[Short exercise 1] From the thread on the ath9k IRQ error below, copy the passage starting with "I built r43823" and going on through "it with ap-only?".

# Text shown start

I built r43823 yesterday, and was hit after a couple of hours. Not surprising, since nothing specific has been done to fix this, but it was time to do a rebuild anyway.

comment:25 Changed 3 years ago by cmtsij

Please help to check compact driver version on the device, and report the issue is exist or not.
example:

[   12.020000] Loading modules backported from Linux version master-2014-10-08-0-g0275925
[   12.030000] Backport generated by backports.git backports-20140905-1-gde42785

comment:26 Changed 3 years ago by bittorf@…

can please somebody post which interface combinations are used? we can see it at least with adhoc and adhoc+ap - anybody can see it with ap-only?

comment:27 Changed 3 years ago by mroek

Mine is running AP only, serving two SSIDs on each band.

comment:28 Changed 3 years ago by bluse

Hi all,

From todays troubleshooting on several devices (UBNT bullet, Nanostation, TPLink 4300, 4900) and the help of nbd, I provide the following status update of this issue:

OBSERVATIONs with CHAOS CALMER (Bleeding Edge, r43853):

-the IRQ error can be triggered on all my platforms with different IRQ numbers (40,17,18) in the log
-a 'cat /proc/interrupts' show which IRQ ath9k uses
-the actual WiFi mode does not matter to trigger the problem (adhoc, ap, sta)
-after the error happens, latency increases up to 200-300ms and throughput decreases to ~250kByte/s
-it seems that while ath9k does a hw reset, the kernel handler ignors IRQs but the hw fires an IRQ
-this leads probably to a temporary IRQ storm and the kernel solves this by disabling this IRQ

STEPs to REPRODUCE the ERROR:
1) -generate high traffic load on your ath9k wireless interface (iperf, ect.)
2) -enforce several ath9k hw resets by issuing:

while :;do echo 4 >/sys/kernel/debug/ieee80211/phy0/ath9k/diag;I=100;while let I-=1; do :;done;done

3) -check "dmesg" for the error to appear

ATH9K SOURCE Code where the race condition is most likely to happen:
../compat-wireless../driver/net/wireless/ath/ath9k/main.c
../compat-wireless../driver/net/wireless/ath/ath9k/mac.c

PATCH HISTORY of this two files (with some IRQ fixes already in place)

# Text shown end
# Material shown start

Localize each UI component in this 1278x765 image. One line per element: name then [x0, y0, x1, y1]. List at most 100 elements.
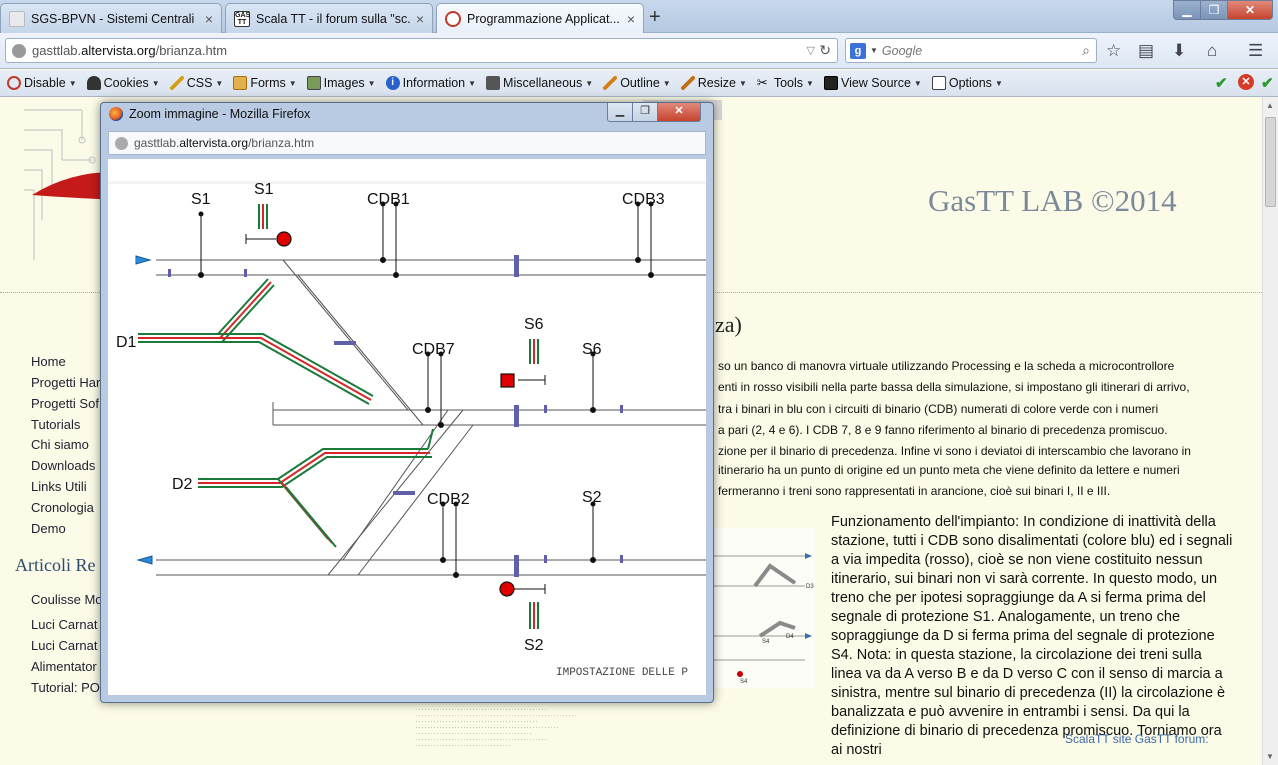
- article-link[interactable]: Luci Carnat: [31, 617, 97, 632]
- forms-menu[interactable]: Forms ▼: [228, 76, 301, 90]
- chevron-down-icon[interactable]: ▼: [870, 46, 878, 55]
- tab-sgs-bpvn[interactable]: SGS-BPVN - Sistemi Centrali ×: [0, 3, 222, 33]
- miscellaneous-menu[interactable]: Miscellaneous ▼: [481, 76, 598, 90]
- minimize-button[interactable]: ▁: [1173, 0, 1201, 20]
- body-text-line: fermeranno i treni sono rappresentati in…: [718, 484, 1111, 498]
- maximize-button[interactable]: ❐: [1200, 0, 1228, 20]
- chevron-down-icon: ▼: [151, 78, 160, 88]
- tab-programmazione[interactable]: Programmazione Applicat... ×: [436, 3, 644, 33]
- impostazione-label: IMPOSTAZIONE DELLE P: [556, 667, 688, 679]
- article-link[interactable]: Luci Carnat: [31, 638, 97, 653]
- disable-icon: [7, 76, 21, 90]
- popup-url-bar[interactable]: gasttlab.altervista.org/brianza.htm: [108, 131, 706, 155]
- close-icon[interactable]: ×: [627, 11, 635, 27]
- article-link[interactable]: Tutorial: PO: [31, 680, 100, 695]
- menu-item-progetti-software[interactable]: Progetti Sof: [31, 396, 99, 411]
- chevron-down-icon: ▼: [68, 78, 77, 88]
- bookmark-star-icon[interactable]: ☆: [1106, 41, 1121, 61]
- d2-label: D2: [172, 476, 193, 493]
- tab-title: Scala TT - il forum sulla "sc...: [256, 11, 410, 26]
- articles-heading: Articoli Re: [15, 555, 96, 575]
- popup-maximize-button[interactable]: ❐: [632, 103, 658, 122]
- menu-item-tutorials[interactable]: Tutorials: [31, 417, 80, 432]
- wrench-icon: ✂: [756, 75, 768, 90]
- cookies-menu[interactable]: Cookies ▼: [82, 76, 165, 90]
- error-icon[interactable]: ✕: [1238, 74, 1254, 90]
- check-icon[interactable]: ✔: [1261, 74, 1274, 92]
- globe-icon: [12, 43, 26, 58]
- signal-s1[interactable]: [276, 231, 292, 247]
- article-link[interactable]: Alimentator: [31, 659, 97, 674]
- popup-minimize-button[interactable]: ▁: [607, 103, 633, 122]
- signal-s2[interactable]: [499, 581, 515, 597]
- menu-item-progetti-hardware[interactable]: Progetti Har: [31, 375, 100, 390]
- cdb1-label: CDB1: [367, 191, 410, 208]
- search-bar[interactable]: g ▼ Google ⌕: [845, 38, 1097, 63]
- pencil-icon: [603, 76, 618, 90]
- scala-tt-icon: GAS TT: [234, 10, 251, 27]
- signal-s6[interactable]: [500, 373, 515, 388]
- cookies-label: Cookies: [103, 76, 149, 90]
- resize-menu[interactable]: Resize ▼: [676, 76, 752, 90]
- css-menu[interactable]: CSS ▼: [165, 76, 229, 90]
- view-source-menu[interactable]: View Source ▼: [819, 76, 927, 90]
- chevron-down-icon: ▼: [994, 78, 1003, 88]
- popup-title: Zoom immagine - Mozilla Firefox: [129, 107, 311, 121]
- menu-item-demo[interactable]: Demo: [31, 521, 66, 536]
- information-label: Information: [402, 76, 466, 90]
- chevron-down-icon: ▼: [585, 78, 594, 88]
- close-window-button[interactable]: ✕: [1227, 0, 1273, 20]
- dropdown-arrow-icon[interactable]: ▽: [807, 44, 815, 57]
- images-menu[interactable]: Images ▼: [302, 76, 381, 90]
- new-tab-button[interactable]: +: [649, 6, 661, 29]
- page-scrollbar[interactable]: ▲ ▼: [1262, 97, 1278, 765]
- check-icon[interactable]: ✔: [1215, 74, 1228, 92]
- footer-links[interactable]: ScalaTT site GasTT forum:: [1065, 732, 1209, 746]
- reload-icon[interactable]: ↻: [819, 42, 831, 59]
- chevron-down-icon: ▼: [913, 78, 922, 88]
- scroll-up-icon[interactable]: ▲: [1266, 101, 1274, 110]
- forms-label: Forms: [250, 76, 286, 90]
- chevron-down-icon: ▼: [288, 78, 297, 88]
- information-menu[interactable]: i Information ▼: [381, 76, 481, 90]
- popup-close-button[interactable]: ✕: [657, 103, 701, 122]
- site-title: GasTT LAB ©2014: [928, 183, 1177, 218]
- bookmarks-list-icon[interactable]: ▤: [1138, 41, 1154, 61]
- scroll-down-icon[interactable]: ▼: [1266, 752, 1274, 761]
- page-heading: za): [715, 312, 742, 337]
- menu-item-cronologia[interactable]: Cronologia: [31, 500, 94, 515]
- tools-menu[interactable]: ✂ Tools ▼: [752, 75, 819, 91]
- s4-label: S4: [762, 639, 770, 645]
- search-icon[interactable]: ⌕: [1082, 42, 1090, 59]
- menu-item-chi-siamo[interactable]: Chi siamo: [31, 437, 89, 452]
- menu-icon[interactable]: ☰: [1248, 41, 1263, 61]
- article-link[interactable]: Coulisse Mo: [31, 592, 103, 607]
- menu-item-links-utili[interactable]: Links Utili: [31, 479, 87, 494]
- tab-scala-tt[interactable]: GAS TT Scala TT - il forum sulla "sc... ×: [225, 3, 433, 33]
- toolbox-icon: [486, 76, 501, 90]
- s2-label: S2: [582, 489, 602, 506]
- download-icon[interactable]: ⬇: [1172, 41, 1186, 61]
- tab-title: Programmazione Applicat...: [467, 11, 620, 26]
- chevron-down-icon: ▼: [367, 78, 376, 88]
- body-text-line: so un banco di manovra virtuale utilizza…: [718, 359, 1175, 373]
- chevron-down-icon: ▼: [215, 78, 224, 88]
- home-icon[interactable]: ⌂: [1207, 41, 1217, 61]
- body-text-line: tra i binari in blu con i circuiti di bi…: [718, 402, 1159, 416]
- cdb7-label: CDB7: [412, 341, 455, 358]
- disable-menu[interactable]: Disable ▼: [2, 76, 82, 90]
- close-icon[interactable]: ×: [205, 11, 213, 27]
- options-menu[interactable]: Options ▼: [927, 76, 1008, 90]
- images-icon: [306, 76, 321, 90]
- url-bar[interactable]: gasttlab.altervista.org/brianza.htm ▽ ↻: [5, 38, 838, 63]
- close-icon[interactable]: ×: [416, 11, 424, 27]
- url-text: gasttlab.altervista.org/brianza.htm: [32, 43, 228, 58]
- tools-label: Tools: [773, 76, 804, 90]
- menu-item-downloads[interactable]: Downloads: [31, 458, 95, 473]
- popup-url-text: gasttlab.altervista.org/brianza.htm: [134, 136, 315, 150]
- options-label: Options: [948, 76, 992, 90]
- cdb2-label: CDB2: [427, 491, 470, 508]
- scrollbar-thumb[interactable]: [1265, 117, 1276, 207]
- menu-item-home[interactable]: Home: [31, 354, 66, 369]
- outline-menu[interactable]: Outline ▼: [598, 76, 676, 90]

# Material shown end

[Short exercise 2] Update the lines of the records starting with the line with "- article-link[interactable]: Luci Carnat: [31, 617, 97, 632]" and going on through the line with "- article-link[interactable]: Tutorial: PO: [31, 680, 100, 695]" by replacing "article-link" with "nav-link", and return only those lines.

[Full solution 1]
I built r43823 yesterday, and was hit after a couple of hours. Not surprising, since nothing specific has been done to fix this, but it was time to do a rebuild anyway.

comment:25 Changed 3 years ago by cmtsij

Please help to check compact driver version on the device, and report the issue is exist or not.
example:

[   12.020000] Loading modules backported from Linux version master-2014-10-08-0-g0275925
[   12.030000] Backport generated by backports.git backports-20140905-1-gde42785

comment:26 Changed 3 years ago by bittorf@…

can please somebody post which interface combinations are used? we can see it at least with adhoc and adhoc+ap - anybody can see it with ap-only?

[Full solution 2]
- nav-link[interactable]: Luci Carnat: [31, 617, 97, 632]
- forms-menu[interactable]: Forms ▼: [228, 76, 301, 90]
- chevron-down-icon[interactable]: ▼: [870, 46, 878, 55]
- tab-sgs-bpvn[interactable]: SGS-BPVN - Sistemi Centrali ×: [0, 3, 222, 33]
- miscellaneous-menu[interactable]: Miscellaneous ▼: [481, 76, 598, 90]
- minimize-button[interactable]: ▁: [1173, 0, 1201, 20]
- body-text-line: fermeranno i treni sono rappresentati in…: [718, 484, 1111, 498]
- maximize-button[interactable]: ❐: [1200, 0, 1228, 20]
- chevron-down-icon: ▼: [151, 78, 160, 88]
- tab-programmazione[interactable]: Programmazione Applicat... ×: [436, 3, 644, 33]
- impostazione-label: IMPOSTAZIONE DELLE P: [556, 667, 688, 679]
- nav-link[interactable]: Luci Carnat: [31, 638, 97, 653]
- disable-icon: [7, 76, 21, 90]
- popup-url-bar[interactable]: gasttlab.altervista.org/brianza.htm: [108, 131, 706, 155]
- close-icon[interactable]: ×: [627, 11, 635, 27]
- nav-link[interactable]: Tutorial: PO: [31, 680, 100, 695]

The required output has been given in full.